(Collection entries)
%%

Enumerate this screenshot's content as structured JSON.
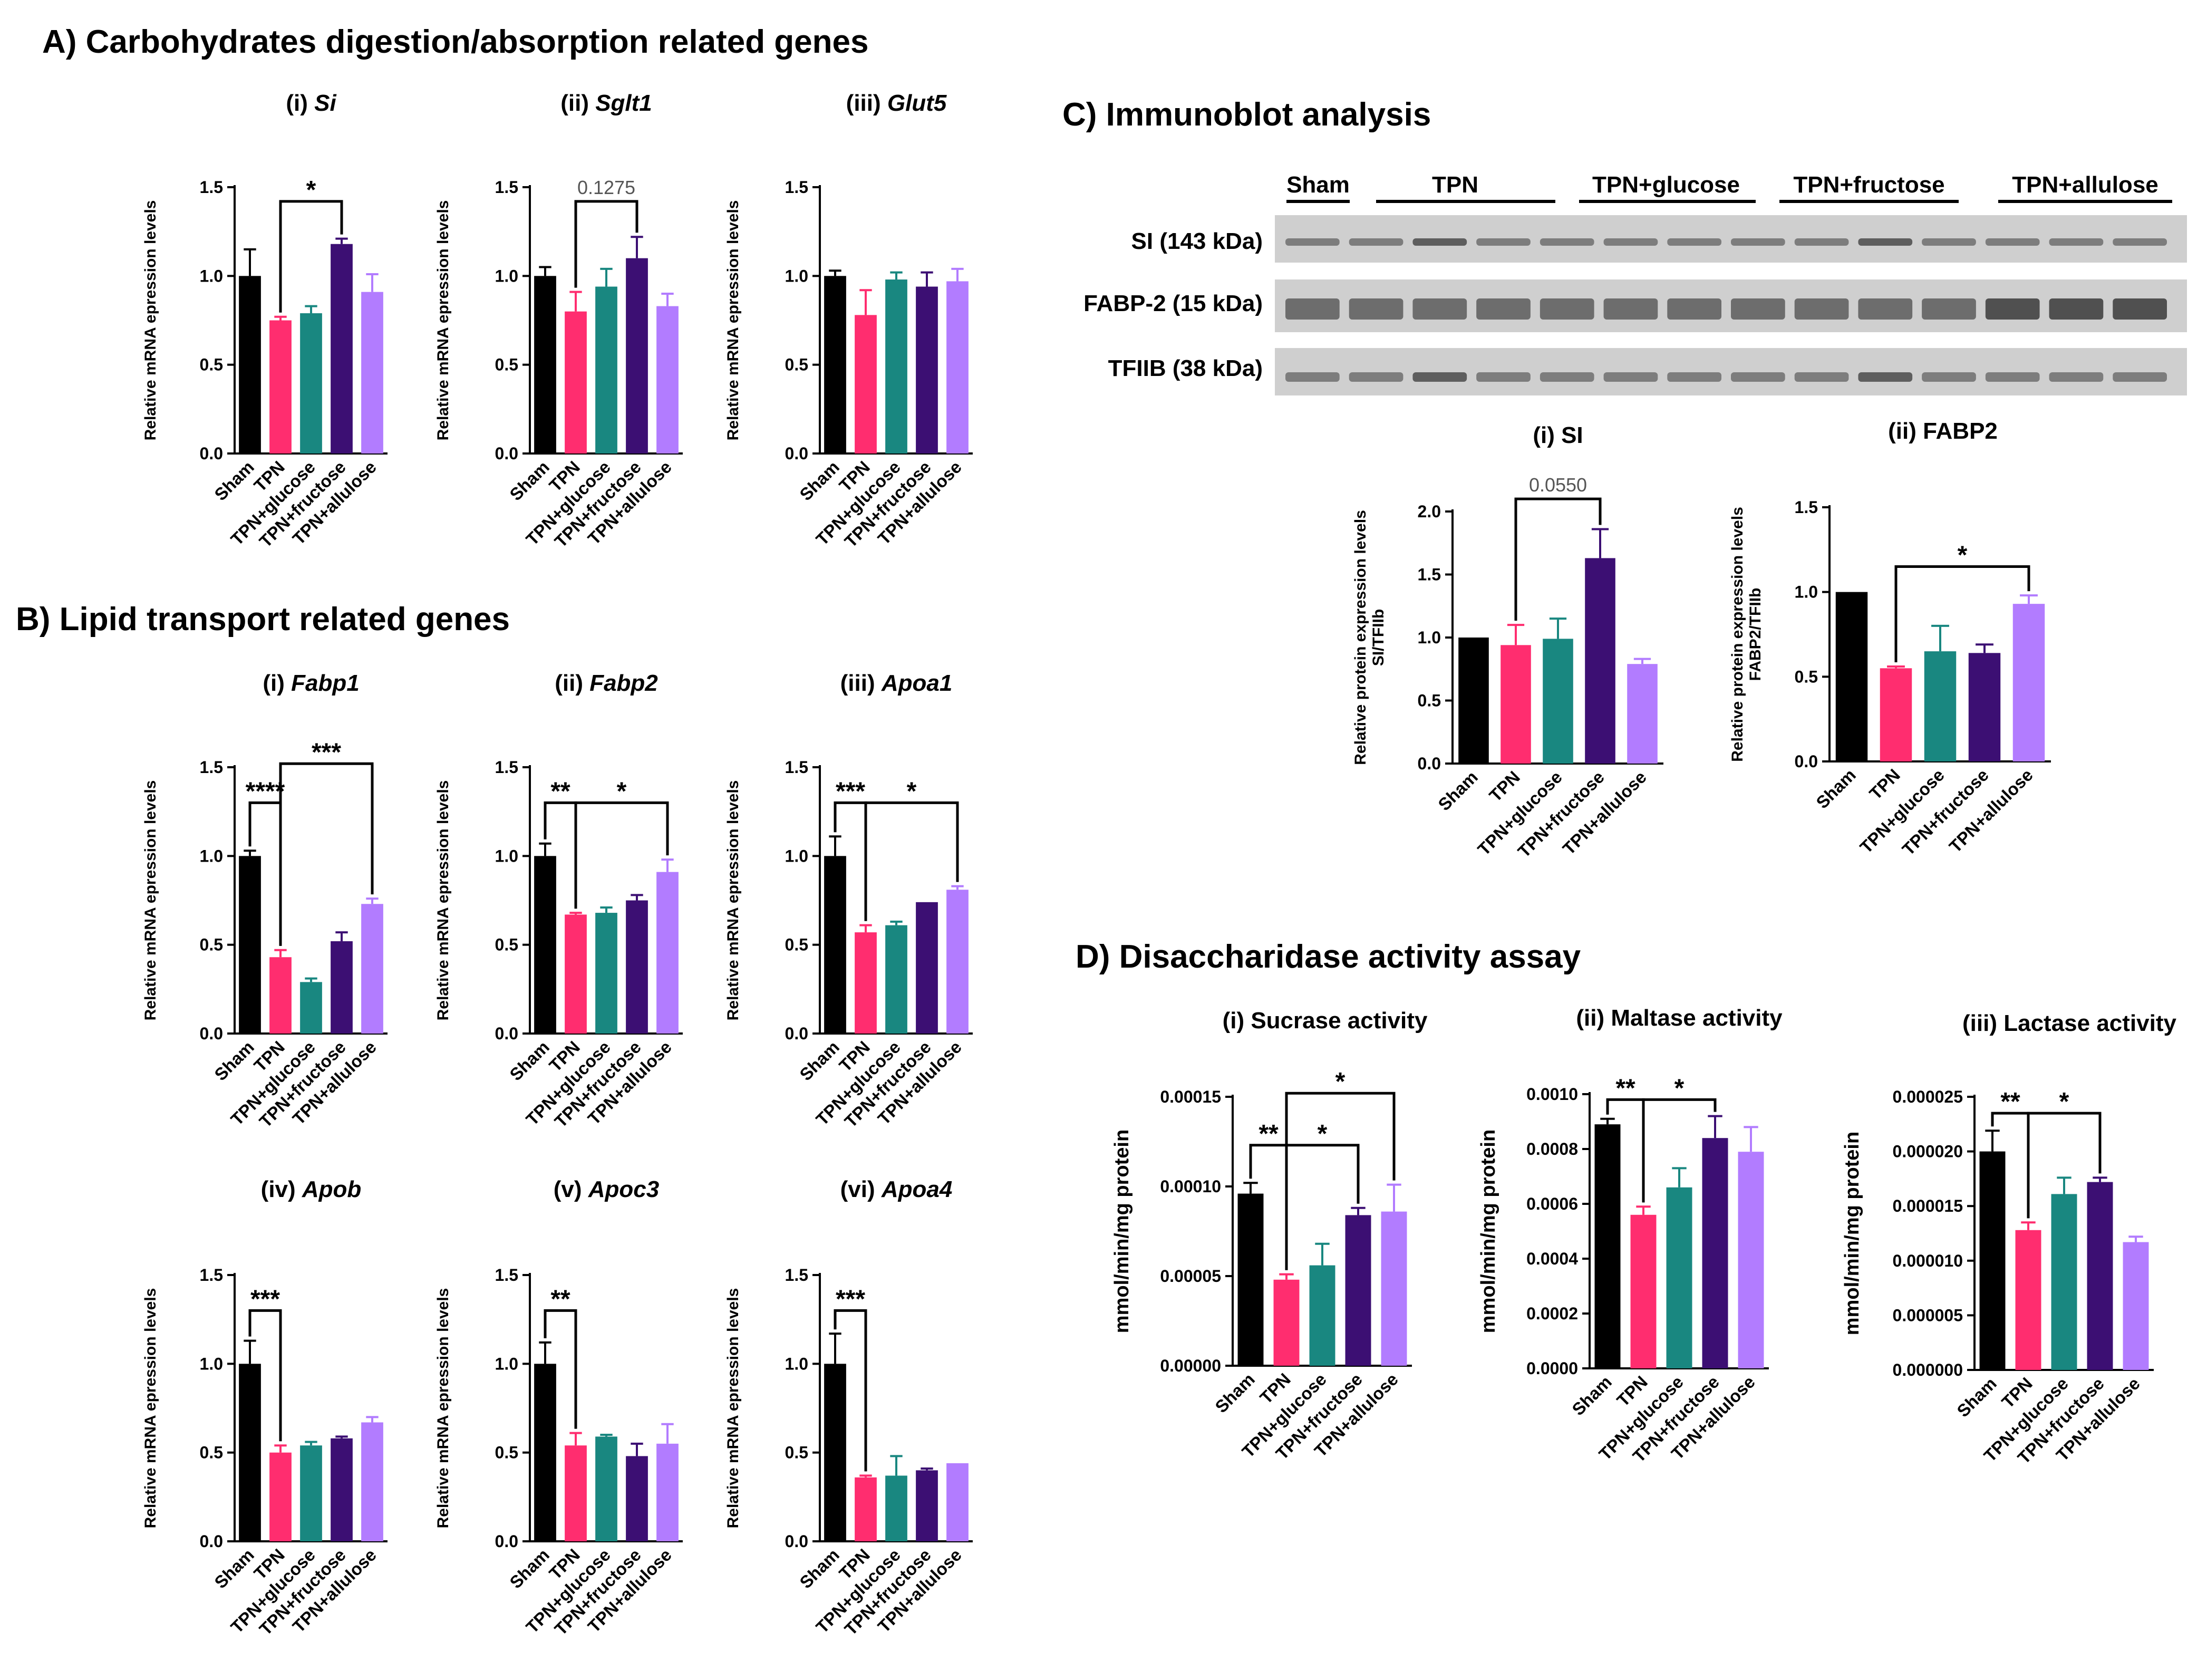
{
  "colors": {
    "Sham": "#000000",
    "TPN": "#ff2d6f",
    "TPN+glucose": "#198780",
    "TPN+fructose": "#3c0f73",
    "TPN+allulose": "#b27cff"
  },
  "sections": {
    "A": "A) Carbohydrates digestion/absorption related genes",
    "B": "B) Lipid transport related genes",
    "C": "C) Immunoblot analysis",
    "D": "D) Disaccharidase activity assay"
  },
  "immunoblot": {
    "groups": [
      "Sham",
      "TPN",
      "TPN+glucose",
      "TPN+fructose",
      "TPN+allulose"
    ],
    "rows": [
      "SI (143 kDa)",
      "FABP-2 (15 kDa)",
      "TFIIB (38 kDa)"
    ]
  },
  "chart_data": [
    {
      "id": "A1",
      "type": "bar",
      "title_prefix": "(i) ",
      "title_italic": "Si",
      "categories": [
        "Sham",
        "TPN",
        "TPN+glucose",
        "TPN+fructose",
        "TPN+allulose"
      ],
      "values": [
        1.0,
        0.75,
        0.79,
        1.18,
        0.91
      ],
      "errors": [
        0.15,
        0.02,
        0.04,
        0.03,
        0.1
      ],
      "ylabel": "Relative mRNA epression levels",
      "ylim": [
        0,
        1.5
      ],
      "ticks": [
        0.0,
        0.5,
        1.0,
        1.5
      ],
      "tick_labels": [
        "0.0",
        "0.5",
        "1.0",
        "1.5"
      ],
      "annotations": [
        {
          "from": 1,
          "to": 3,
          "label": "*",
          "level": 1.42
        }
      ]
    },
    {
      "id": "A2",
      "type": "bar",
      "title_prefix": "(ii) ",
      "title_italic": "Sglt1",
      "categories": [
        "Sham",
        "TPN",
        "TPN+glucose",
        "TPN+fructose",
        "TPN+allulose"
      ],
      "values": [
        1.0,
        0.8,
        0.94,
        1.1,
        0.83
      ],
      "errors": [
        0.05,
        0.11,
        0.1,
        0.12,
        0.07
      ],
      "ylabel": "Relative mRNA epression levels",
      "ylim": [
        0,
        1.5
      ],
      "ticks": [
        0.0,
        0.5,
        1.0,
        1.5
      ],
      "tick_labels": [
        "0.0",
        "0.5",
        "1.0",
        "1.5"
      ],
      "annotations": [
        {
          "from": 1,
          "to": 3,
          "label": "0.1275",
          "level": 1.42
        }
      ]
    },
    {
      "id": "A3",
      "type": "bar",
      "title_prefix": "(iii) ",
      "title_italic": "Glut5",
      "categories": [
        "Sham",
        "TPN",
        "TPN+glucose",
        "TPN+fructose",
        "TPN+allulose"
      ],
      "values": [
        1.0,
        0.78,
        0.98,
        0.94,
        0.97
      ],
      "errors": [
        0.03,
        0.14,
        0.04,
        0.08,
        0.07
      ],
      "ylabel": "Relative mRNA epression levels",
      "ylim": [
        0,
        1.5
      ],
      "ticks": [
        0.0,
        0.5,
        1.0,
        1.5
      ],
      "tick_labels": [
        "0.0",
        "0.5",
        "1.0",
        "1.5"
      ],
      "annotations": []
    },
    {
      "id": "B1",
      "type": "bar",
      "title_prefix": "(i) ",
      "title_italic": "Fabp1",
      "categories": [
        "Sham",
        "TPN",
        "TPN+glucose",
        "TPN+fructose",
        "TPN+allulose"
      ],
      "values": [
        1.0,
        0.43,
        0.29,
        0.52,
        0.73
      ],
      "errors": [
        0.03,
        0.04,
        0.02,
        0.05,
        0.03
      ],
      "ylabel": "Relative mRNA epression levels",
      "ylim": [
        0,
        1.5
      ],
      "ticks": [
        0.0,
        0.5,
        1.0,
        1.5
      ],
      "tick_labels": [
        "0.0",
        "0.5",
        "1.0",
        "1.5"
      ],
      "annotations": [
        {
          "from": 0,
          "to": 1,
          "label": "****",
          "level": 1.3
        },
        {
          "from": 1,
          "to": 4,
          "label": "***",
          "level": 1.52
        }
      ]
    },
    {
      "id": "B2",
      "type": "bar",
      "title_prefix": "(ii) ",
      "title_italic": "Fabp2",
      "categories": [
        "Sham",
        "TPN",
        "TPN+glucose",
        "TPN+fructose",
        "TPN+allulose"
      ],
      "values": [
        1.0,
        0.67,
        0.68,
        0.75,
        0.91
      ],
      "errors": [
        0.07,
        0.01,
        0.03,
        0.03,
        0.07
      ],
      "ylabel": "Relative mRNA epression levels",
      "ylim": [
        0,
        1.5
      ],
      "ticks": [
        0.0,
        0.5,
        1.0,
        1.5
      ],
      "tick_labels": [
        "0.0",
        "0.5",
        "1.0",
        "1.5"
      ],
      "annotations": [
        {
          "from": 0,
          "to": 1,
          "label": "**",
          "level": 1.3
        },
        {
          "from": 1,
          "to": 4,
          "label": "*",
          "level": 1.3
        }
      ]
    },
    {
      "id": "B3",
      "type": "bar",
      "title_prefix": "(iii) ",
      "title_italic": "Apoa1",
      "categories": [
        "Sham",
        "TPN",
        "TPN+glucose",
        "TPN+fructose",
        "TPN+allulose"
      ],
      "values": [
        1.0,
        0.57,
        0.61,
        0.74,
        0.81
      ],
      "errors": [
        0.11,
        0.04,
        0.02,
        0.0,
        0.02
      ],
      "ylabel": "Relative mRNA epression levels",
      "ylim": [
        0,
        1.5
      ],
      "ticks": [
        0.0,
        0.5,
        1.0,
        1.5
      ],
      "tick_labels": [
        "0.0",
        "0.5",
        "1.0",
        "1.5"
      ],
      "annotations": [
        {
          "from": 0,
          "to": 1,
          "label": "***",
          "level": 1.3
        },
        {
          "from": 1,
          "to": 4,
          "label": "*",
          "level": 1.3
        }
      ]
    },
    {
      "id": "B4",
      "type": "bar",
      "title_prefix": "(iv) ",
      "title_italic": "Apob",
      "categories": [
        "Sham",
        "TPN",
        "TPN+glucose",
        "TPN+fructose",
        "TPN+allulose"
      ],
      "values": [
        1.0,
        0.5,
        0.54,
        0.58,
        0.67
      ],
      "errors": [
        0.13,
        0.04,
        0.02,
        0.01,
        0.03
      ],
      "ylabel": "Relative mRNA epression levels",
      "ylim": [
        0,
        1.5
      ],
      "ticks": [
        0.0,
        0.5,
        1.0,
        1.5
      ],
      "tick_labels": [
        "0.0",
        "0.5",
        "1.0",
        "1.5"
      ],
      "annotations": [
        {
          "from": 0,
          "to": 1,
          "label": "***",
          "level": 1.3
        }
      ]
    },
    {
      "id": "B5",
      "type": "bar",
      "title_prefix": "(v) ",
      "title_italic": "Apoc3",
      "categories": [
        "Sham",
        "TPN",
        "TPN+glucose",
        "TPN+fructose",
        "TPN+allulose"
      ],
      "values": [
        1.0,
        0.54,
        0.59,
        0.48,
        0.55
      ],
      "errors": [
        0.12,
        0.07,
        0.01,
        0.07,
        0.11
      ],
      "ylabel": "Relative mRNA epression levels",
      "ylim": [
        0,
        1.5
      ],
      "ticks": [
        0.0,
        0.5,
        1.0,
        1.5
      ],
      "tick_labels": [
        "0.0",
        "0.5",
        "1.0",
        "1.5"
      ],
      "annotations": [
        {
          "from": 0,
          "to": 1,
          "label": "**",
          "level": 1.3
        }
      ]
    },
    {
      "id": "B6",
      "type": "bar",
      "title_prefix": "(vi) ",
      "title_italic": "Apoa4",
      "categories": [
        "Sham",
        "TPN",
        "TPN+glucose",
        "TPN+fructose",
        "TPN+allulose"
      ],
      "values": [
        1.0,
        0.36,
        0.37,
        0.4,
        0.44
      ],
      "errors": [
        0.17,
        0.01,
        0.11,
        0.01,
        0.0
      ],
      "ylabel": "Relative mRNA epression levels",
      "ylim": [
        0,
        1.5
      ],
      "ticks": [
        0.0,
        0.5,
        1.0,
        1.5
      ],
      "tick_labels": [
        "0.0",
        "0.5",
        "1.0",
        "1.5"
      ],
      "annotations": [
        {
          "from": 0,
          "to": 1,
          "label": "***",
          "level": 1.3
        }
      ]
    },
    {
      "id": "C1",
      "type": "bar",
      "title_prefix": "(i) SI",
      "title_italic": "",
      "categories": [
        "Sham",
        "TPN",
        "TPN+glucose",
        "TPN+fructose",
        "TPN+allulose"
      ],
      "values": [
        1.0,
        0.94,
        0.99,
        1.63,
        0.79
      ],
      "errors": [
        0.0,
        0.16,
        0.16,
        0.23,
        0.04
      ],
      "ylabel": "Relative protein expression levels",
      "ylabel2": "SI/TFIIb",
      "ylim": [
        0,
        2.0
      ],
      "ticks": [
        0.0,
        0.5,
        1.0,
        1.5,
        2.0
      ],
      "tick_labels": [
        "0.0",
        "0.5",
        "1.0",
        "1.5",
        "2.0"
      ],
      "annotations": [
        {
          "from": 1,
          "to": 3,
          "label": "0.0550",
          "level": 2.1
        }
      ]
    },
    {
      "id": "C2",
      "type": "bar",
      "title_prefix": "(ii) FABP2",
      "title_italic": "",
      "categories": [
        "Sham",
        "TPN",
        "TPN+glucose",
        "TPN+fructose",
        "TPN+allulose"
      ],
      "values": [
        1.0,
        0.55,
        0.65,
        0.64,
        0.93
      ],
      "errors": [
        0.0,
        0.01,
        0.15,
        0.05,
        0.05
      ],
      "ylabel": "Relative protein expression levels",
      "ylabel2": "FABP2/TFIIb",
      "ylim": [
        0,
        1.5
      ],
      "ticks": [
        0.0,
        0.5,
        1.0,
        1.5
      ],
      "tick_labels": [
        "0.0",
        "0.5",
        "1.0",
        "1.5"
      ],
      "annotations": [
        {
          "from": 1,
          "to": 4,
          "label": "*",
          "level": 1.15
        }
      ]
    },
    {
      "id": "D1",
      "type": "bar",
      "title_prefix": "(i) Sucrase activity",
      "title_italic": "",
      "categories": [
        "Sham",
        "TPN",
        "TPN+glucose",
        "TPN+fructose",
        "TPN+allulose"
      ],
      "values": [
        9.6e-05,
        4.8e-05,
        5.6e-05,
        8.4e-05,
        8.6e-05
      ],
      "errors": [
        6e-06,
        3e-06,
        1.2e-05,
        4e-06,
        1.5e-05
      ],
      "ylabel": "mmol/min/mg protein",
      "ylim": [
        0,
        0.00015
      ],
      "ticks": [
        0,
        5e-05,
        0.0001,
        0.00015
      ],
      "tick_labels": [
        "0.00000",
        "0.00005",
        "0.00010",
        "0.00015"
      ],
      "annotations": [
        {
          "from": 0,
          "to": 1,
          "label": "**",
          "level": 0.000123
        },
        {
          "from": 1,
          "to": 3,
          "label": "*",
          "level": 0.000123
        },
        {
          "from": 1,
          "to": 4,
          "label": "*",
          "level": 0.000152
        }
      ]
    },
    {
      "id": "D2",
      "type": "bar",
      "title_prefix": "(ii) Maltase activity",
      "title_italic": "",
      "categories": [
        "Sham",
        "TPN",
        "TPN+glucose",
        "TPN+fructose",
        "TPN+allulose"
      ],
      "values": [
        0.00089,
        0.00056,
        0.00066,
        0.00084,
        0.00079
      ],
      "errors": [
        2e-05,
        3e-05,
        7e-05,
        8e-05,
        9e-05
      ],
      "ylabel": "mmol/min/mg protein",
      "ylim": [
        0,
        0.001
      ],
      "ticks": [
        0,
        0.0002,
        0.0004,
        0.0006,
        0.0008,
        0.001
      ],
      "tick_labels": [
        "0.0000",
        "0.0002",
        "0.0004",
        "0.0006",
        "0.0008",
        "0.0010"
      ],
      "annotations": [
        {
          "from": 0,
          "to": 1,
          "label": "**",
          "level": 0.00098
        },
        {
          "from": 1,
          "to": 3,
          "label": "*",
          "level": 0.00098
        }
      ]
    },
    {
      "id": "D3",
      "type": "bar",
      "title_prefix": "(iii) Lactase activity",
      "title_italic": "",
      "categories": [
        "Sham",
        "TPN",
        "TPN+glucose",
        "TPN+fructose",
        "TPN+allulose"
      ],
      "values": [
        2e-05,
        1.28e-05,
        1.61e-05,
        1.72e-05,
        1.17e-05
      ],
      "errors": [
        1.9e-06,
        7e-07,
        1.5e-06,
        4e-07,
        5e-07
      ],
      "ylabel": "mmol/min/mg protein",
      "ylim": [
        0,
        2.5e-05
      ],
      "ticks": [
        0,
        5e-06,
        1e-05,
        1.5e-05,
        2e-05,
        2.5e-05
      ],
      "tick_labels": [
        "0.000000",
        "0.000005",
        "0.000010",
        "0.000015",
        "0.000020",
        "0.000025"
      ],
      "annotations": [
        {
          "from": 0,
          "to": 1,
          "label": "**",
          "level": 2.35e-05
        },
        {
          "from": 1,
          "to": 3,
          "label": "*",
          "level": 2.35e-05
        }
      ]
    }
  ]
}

%%

_Task objective_
Filter the entries above down to the lines that contain "related".

_Solved problem_
    "A": "A) Carbohydrates digestion/absorption related genes",
    "B": "B) Lipid transport related genes",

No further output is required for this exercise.